> Work instructions:
Isolate every line in the data with the string "identité" and copy it.

> Material for the task:
..........

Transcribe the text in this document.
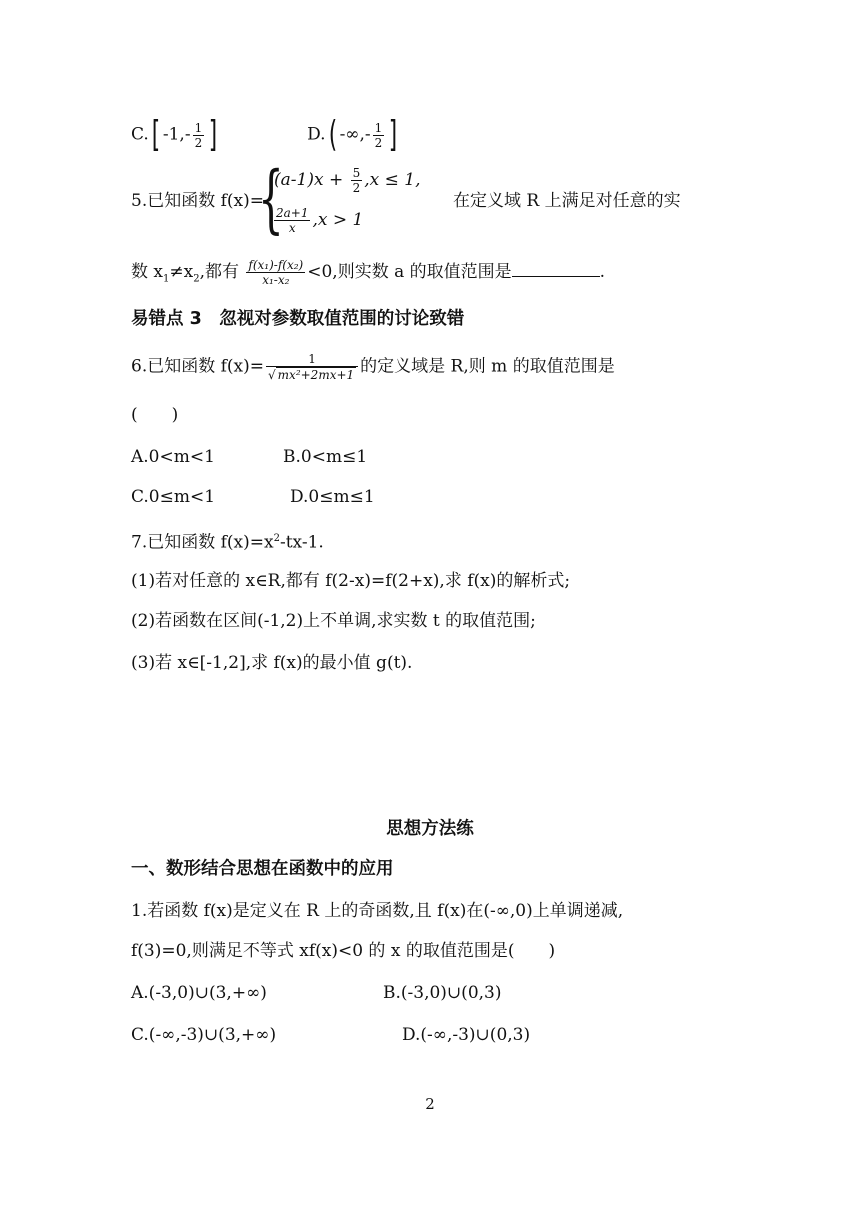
C.[ $-1,- \frac{1}{2}$ ]	D.( -∞,- $\frac{1}{2}$ ]
5.已知函数 f(x)=
{
$(a-1)x + \frac{5}{2} ,x \le 1$,
$\frac{2a+1}{x} ,x > 1$
在定义域 R 上满足对任意的实
数 $x_1\ne x_2$,都有 $\frac{\text{f(x₁)-f(x₂)}}{\text{x₁-x₂}} <0$,则实数 a 的取值范围是	.
易错点 3　忽视对参数取值范围的讨论致错
6.已知函数 $f(x)= \frac{1}{\text{√ mx²+2mx+1}}$ 的定义域是 R,则 m 的取值范围是
(　　)
A.0<m<1	B.0<m≤1
C.0≤m<1	D.0≤m≤1
7.已知函数 $f(x)=x^2-tx-1$.
(1)若对任意的 x∈R,都有 f(2-x)=f(2+x),求 f(x)的解析式;
(2)若函数在区间(-1,2)上不单调,求实数 t 的取值范围;
(3)若 x∈[-1,2],求 f(x)的最小值 g(t).
思想方法练
一、数形结合思想在函数中的应用
1.若函数 f(x)是定义在 R 上的奇函数,且 f(x)在(-∞,0)上单调递减,
f(3)=0,则满足不等式 xf(x)<0 的 x 的取值范围是(　　)
A.(-3,0)∪(3,+∞)	B.(-3,0)∪(0,3)
C.(-∞,-3)∪(3,+∞)	D.(-∞,-3)∪(0,3)
2
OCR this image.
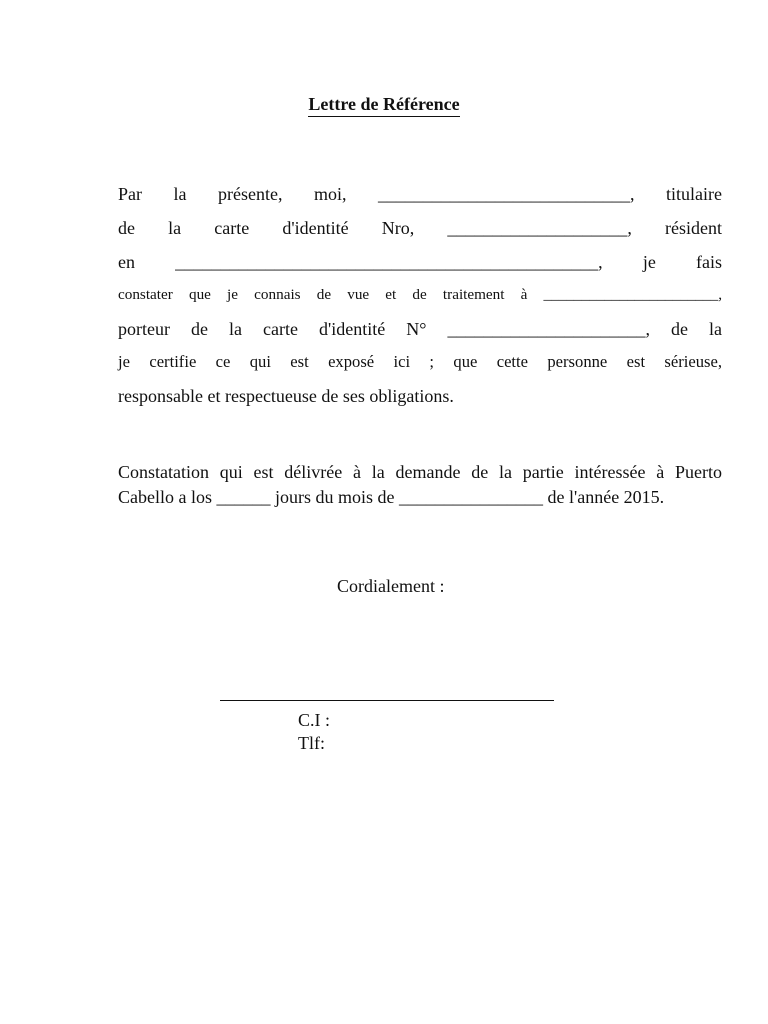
Lettre de Référence
Par la présente, moi, ____________________________, titulaire
de la carte d'identité Nro, ____________________, résident
en _______________________________________________, je fais
constater que je connais de vue et de traitement à _______________________,
porteur de la carte d'identité N° ______________________, de la
je certifie ce qui est exposé ici ; que cette personne est sérieuse,
responsable et respectueuse de ses obligations.
Constatation qui est délivrée à la demande de la partie intéressée à Puerto
Cabello a los ______ jours du mois de ________________ de l'année 2015.
Cordialement :
C.I :
Tlf:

..........

> Answer in full:
de la carte d'identité Nro, ____________________, résident
porteur de la carte d'identité N° ______________________, de la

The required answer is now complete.